* Instructions for the task *
Take every line from the material that has the word "homework" in it.

* Records *
========================================================================
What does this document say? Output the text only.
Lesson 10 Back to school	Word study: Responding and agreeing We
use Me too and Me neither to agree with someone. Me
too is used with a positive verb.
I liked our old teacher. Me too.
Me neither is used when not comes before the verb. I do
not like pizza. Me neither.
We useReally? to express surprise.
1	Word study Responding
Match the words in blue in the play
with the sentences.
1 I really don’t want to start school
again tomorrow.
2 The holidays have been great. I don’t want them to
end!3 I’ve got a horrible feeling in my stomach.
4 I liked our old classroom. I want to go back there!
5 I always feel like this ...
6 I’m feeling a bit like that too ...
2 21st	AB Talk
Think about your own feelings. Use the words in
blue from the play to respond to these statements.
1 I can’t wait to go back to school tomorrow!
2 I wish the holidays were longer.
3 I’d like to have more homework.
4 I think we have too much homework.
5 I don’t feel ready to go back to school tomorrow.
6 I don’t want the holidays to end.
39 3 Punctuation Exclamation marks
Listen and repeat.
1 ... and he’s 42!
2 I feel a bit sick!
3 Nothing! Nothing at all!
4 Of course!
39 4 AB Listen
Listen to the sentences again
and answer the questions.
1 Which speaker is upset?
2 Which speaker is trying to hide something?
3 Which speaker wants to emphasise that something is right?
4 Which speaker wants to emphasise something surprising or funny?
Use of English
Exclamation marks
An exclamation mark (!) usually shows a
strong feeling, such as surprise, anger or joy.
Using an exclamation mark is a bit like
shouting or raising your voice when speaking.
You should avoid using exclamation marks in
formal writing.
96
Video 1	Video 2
========================================================================
* Completed task *
3 I’d like to have more homework.
4 I think we have too much homework.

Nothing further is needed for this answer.